#### [Directions for this task]
Search the data below for the string "AÇIKGÖZ". Extract every line that contains it.

#### [Extracted material]
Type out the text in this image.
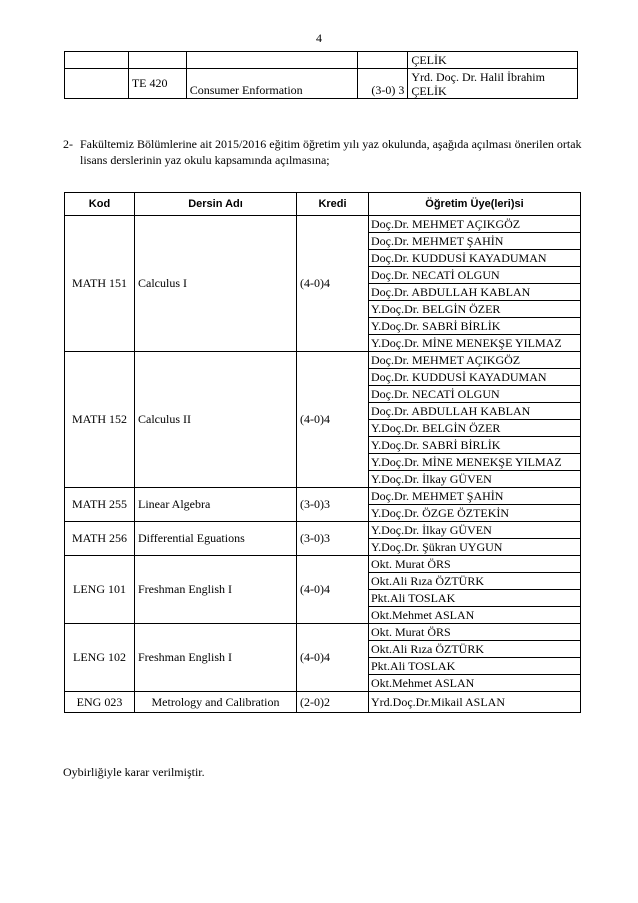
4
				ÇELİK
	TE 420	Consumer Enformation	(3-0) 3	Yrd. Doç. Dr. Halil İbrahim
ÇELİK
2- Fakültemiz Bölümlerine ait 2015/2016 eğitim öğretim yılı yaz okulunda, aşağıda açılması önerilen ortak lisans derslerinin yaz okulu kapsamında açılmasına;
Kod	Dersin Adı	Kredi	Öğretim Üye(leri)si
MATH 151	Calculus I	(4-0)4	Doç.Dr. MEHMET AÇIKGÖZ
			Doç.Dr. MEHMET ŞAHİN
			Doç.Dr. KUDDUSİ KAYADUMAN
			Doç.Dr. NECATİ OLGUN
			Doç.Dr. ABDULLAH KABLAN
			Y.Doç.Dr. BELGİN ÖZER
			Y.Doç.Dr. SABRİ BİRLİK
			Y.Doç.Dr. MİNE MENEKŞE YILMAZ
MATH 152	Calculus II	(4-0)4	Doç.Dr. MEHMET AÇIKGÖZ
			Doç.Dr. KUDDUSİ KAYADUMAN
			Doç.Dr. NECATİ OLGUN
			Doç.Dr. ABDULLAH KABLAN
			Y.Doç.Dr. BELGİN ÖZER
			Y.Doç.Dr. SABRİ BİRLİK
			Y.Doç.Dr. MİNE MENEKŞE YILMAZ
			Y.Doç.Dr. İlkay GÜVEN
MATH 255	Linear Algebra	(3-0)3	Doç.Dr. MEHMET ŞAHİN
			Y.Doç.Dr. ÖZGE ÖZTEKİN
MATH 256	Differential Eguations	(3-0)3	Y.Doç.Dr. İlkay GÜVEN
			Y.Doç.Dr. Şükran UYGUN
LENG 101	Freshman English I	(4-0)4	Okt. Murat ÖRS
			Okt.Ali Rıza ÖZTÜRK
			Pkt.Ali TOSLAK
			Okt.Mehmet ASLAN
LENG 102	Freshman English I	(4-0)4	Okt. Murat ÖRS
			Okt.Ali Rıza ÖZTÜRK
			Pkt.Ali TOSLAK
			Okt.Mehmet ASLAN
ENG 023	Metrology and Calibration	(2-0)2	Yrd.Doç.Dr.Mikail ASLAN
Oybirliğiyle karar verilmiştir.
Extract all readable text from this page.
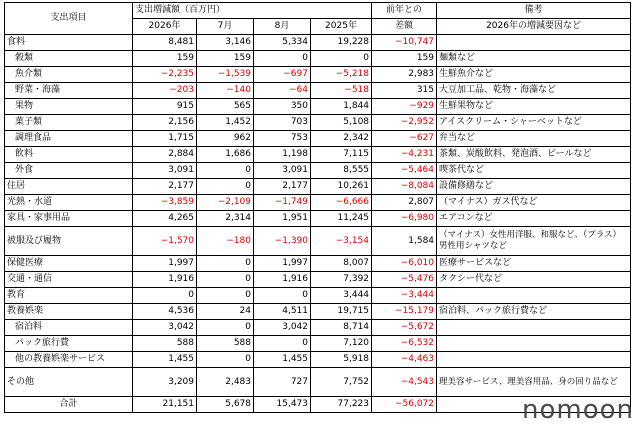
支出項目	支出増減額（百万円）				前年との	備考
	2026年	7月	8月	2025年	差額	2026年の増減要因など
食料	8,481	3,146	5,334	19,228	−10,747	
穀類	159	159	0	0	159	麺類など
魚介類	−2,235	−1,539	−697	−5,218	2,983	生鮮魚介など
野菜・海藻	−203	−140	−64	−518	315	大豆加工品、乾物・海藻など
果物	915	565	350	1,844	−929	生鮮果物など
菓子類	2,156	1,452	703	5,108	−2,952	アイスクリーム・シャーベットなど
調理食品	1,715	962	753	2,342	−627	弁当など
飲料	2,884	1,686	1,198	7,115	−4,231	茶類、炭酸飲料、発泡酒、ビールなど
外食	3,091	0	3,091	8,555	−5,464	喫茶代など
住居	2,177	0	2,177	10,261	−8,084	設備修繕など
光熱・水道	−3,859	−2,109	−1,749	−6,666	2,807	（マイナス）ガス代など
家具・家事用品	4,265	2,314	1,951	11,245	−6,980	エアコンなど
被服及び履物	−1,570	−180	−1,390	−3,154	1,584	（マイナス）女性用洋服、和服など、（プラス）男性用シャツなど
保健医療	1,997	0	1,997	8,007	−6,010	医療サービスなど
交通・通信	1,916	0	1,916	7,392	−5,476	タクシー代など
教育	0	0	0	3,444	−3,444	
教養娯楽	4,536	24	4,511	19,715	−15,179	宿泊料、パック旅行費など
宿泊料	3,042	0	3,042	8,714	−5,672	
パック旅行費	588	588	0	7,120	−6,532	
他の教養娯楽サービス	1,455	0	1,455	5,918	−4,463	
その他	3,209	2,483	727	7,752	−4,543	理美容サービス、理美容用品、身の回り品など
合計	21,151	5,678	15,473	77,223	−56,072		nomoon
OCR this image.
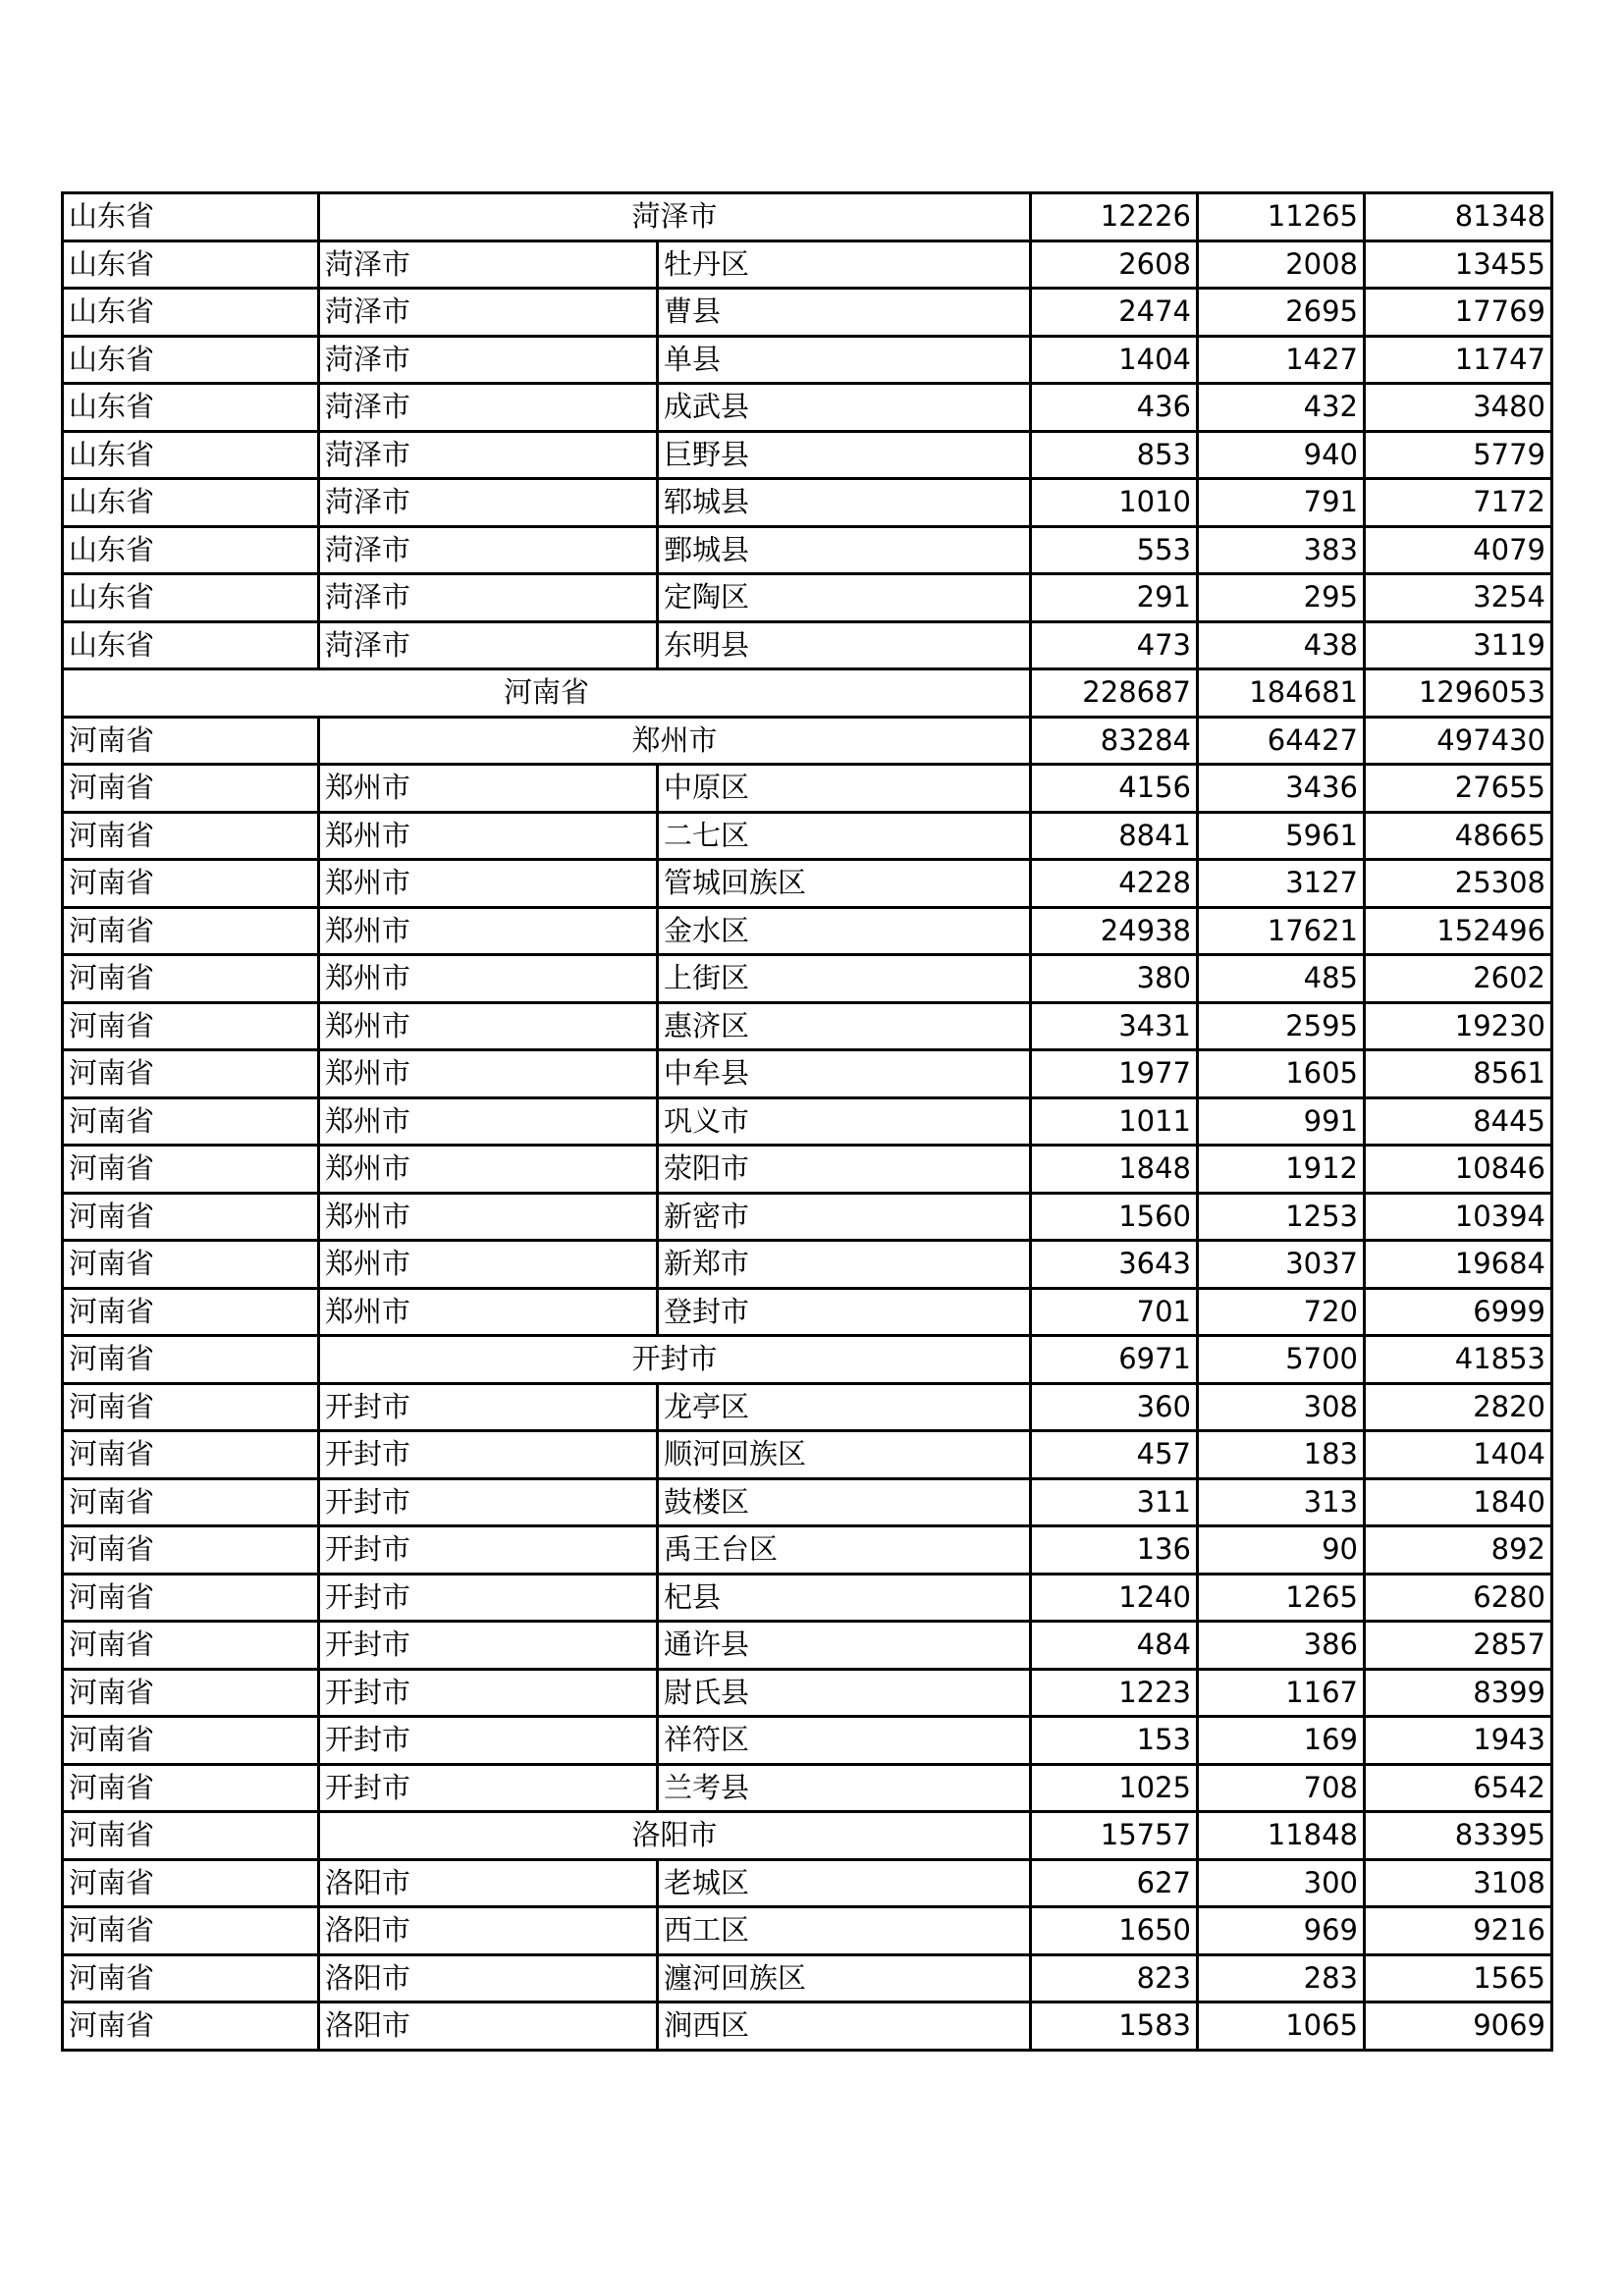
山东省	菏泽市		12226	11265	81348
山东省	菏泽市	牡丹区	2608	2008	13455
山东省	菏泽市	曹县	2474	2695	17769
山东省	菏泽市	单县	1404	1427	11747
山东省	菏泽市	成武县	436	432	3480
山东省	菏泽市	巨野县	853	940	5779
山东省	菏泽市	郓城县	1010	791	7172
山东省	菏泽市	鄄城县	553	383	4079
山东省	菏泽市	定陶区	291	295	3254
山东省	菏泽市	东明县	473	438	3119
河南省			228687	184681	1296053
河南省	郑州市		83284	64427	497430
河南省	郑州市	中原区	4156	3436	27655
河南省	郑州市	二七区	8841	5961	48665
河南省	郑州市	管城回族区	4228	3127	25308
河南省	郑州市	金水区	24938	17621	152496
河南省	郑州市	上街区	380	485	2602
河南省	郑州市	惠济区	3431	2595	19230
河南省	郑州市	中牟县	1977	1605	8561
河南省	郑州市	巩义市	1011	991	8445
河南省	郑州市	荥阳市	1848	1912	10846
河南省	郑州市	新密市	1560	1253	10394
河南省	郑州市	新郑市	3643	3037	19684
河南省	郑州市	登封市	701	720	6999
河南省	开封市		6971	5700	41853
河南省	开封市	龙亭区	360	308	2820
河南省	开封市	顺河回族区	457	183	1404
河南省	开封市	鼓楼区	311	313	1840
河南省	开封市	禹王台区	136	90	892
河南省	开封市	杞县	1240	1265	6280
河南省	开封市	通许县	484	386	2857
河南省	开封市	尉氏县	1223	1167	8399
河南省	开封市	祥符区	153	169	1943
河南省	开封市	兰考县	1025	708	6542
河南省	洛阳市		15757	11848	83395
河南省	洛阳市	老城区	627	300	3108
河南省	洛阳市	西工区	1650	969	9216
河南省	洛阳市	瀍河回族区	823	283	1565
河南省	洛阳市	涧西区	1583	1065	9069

#### [Response]
MATH 151	Calculus I	(4-0)4	Doç.Dr. MEHMET AÇIKGÖZ
MATH 152	Calculus II	(4-0)4	Doç.Dr. MEHMET AÇIKGÖZ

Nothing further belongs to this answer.